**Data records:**
##########
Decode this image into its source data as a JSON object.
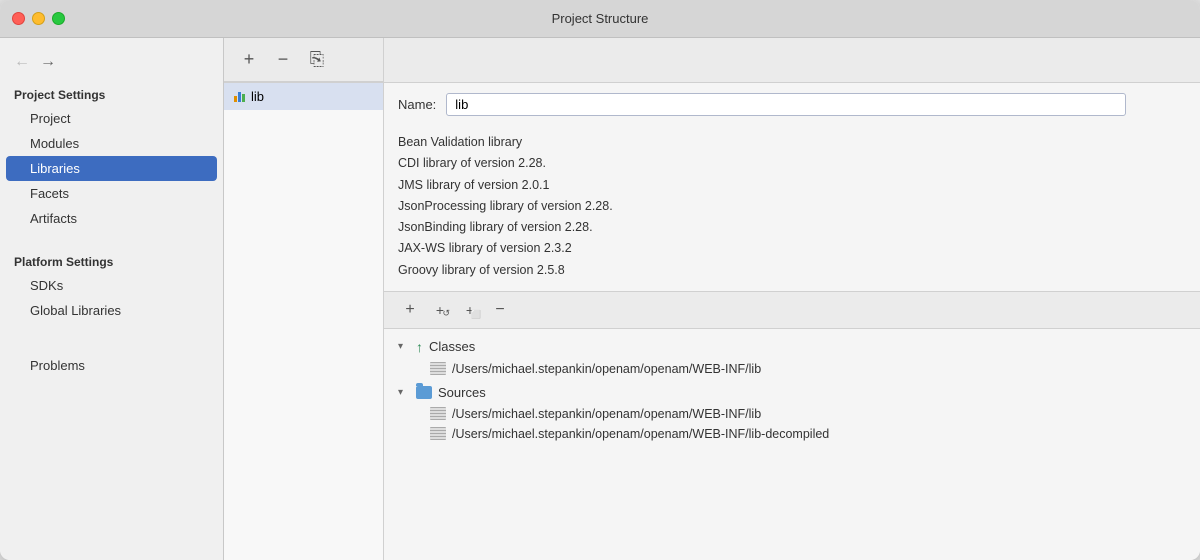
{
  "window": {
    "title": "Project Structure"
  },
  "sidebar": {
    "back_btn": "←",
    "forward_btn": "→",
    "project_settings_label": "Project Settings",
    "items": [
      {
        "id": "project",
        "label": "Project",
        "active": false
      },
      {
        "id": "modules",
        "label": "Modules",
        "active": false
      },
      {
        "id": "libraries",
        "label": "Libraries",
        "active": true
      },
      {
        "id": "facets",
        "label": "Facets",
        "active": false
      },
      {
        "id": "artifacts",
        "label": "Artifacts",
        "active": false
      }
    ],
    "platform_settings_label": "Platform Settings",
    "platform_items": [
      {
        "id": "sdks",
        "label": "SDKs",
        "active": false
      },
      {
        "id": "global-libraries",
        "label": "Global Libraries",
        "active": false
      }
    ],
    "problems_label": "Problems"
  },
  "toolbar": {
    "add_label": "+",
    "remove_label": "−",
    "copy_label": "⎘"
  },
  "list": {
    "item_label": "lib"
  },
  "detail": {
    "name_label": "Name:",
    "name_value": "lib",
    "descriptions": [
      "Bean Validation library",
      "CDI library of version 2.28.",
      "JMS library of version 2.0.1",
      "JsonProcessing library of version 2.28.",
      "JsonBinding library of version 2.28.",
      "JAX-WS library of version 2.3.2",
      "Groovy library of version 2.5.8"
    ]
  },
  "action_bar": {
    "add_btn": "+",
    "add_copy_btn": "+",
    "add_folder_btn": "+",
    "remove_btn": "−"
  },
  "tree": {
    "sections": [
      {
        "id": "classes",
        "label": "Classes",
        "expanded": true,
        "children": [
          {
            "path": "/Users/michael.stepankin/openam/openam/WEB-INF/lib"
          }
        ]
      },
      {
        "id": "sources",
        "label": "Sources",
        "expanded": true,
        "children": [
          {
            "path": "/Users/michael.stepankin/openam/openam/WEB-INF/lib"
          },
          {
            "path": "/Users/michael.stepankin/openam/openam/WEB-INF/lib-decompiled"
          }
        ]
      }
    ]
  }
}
##########
Print every entry exactly as written, without the pictures.

**TASK SOLUTION:**
Decode this image into its source data as a JSON object.
{
  "window": {
    "title": "Project Structure"
  },
  "sidebar": {
    "back_btn": "←",
    "forward_btn": "→",
    "project_settings_label": "Project Settings",
    "items": [
      {
        "id": "project",
        "label": "Project",
        "active": false
      },
      {
        "id": "modules",
        "label": "Modules",
        "active": false
      },
      {
        "id": "libraries",
        "label": "Libraries",
        "active": true
      },
      {
        "id": "facets",
        "label": "Facets",
        "active": false
      },
      {
        "id": "artifacts",
        "label": "Artifacts",
        "active": false
      }
    ],
    "platform_settings_label": "Platform Settings",
    "platform_items": [
      {
        "id": "sdks",
        "label": "SDKs",
        "active": false
      },
      {
        "id": "global-libraries",
        "label": "Global Libraries",
        "active": false
      }
    ],
    "problems_label": "Problems"
  },
  "toolbar": {
    "add_label": "+",
    "remove_label": "−",
    "copy_label": "⎘"
  },
  "list": {
    "item_label": "lib"
  },
  "detail": {
    "name_label": "Name:",
    "name_value": "lib",
    "descriptions": [
      "Bean Validation library",
      "CDI library of version 2.28.",
      "JMS library of version 2.0.1",
      "JsonProcessing library of version 2.28.",
      "JsonBinding library of version 2.28.",
      "JAX-WS library of version 2.3.2",
      "Groovy library of version 2.5.8"
    ]
  },
  "action_bar": {
    "add_btn": "+",
    "add_copy_btn": "+",
    "add_folder_btn": "+",
    "remove_btn": "−"
  },
  "tree": {
    "sections": [
      {
        "id": "classes",
        "label": "Classes",
        "expanded": true,
        "children": [
          {
            "path": "/Users/michael.stepankin/openam/openam/WEB-INF/lib"
          }
        ]
      },
      {
        "id": "sources",
        "label": "Sources",
        "expanded": true,
        "children": [
          {
            "path": "/Users/michael.stepankin/openam/openam/WEB-INF/lib"
          },
          {
            "path": "/Users/michael.stepankin/openam/openam/WEB-INF/lib-decompiled"
          }
        ]
      }
    ]
  }
}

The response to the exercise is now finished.